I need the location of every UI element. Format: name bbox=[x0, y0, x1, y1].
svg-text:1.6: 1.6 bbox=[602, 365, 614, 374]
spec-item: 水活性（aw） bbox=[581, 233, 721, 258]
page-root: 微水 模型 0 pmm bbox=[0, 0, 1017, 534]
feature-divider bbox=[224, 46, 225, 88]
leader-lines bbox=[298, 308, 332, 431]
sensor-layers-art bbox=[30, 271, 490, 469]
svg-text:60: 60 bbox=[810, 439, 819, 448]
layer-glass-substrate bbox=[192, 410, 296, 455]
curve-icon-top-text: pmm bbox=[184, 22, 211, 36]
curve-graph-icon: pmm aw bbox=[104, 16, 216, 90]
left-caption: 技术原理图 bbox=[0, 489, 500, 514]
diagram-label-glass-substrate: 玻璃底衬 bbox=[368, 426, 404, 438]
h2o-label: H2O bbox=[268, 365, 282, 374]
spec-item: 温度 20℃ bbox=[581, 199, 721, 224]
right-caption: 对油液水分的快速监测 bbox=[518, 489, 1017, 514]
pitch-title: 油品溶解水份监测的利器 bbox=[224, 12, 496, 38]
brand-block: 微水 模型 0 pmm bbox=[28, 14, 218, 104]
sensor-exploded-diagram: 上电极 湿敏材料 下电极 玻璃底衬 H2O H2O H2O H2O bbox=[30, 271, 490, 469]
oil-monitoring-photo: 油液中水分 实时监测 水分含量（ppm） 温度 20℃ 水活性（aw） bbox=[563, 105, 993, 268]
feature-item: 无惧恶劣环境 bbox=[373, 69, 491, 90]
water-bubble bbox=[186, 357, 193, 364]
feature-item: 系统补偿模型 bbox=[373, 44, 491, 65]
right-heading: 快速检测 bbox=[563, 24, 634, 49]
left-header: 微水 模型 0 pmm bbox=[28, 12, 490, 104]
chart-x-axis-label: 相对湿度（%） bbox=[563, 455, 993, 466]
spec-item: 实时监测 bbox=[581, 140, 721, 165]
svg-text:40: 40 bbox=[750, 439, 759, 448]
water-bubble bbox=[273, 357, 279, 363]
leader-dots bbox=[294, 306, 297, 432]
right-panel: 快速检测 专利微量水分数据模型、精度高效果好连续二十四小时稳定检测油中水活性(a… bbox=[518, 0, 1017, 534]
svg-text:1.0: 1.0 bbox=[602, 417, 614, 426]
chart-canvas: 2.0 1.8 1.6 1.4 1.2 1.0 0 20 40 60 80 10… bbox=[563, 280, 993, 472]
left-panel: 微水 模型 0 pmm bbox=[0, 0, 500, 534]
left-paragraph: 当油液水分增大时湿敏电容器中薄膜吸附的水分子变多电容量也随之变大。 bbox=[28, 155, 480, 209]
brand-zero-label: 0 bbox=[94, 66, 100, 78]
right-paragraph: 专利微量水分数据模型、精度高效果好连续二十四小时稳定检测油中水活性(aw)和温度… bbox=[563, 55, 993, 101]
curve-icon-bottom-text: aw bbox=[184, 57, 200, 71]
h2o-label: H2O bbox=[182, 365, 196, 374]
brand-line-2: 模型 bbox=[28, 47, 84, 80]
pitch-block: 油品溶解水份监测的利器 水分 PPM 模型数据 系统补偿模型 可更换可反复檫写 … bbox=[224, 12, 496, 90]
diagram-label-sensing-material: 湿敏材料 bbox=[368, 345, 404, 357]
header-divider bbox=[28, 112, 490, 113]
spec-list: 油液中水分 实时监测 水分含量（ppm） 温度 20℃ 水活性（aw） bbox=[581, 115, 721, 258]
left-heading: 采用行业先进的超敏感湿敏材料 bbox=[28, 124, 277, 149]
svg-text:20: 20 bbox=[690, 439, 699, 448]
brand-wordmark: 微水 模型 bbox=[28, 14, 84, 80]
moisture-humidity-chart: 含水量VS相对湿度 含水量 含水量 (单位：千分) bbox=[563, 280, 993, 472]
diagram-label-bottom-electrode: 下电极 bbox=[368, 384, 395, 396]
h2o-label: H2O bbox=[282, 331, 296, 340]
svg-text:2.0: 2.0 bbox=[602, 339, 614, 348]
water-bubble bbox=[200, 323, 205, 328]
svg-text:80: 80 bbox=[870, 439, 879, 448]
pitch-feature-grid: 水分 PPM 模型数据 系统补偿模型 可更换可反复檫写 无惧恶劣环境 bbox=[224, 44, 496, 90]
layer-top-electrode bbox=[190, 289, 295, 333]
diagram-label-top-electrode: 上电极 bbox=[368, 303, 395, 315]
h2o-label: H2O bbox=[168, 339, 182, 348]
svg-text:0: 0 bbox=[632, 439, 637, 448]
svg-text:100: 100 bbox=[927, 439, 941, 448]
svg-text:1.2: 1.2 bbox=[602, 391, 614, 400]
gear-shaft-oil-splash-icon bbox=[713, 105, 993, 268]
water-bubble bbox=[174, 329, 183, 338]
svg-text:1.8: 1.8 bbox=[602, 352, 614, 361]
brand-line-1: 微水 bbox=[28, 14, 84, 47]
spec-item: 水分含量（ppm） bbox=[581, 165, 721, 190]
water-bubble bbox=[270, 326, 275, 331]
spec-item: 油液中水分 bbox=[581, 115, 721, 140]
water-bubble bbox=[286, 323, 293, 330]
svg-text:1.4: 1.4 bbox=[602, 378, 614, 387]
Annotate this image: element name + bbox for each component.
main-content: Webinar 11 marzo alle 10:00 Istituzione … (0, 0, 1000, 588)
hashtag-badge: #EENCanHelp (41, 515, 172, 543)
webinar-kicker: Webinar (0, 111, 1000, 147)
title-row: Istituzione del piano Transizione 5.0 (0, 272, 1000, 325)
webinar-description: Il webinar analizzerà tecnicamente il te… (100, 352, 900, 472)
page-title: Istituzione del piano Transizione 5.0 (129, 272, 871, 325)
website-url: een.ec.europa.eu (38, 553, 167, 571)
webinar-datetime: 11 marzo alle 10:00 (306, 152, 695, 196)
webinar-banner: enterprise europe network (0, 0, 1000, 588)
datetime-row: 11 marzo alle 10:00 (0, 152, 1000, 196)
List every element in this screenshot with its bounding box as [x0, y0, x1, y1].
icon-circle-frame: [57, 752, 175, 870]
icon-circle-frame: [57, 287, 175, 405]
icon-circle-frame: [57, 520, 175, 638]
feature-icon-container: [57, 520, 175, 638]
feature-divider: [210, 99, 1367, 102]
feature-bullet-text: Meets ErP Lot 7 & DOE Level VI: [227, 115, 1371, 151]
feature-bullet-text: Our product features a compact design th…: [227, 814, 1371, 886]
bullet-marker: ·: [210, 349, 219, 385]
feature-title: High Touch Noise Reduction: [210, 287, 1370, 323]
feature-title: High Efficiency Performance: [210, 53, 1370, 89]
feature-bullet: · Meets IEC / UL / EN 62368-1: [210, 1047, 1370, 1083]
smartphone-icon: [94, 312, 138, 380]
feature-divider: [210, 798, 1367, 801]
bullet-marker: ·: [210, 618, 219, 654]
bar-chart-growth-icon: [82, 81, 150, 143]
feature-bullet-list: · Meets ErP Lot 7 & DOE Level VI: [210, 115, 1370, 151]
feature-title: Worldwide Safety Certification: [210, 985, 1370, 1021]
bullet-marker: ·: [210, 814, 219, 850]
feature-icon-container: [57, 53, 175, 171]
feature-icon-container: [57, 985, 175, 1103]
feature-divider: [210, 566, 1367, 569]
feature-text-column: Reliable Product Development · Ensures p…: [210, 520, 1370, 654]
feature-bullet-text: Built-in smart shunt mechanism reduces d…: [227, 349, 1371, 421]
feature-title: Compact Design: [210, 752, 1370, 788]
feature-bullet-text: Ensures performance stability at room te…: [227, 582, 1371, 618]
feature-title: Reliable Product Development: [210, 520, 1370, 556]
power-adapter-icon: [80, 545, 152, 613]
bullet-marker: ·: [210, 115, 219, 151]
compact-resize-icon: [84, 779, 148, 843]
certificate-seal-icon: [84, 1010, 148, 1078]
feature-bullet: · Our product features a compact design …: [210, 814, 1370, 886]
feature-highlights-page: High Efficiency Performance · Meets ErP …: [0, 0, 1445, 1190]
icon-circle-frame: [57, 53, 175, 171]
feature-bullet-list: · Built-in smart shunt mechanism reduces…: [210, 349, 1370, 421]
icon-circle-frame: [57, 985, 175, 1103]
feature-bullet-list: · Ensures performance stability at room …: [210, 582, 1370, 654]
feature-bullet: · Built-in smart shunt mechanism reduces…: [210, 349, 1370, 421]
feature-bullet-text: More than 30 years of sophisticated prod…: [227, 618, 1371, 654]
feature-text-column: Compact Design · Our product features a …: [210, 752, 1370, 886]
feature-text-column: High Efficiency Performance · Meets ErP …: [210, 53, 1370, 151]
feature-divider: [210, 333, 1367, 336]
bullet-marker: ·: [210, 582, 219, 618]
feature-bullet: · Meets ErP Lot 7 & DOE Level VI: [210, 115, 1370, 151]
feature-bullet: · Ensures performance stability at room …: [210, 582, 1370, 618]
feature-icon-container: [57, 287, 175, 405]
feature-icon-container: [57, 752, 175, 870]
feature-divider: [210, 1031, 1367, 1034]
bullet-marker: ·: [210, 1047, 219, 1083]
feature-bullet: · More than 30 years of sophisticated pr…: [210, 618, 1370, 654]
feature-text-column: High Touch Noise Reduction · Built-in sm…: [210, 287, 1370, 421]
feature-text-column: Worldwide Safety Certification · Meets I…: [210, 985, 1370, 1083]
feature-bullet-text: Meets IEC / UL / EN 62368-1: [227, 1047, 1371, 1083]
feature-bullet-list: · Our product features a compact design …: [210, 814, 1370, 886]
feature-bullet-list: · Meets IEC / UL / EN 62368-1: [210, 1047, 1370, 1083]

-- -- --

Written request
Reproduce, without alteration, the rows above from the first one up to and including the line with "water-bubble bbox=[186, 357, 193, 364]".

Exercise answer
I need the location of every UI element. Format: name bbox=[x0, y0, x1, y1].
svg-text:1.6: 1.6 bbox=[602, 365, 614, 374]
spec-item: 水活性（aw） bbox=[581, 233, 721, 258]
page-root: 微水 模型 0 pmm bbox=[0, 0, 1017, 534]
feature-divider bbox=[224, 46, 225, 88]
leader-lines bbox=[298, 308, 332, 431]
sensor-layers-art bbox=[30, 271, 490, 469]
svg-text:60: 60 bbox=[810, 439, 819, 448]
layer-glass-substrate bbox=[192, 410, 296, 455]
curve-icon-top-text: pmm bbox=[184, 22, 211, 36]
curve-graph-icon: pmm aw bbox=[104, 16, 216, 90]
left-caption: 技术原理图 bbox=[0, 489, 500, 514]
diagram-label-glass-substrate: 玻璃底衬 bbox=[368, 426, 404, 438]
h2o-label: H2O bbox=[268, 365, 282, 374]
spec-item: 温度 20℃ bbox=[581, 199, 721, 224]
right-caption: 对油液水分的快速监测 bbox=[518, 489, 1017, 514]
pitch-title: 油品溶解水份监测的利器 bbox=[224, 12, 496, 38]
brand-block: 微水 模型 0 pmm bbox=[28, 14, 218, 104]
sensor-exploded-diagram: 上电极 湿敏材料 下电极 玻璃底衬 H2O H2O H2O H2O bbox=[30, 271, 490, 469]
oil-monitoring-photo: 油液中水分 实时监测 水分含量（ppm） 温度 20℃ 水活性（aw） bbox=[563, 105, 993, 268]
feature-item: 无惧恶劣环境 bbox=[373, 69, 491, 90]
water-bubble bbox=[186, 357, 193, 364]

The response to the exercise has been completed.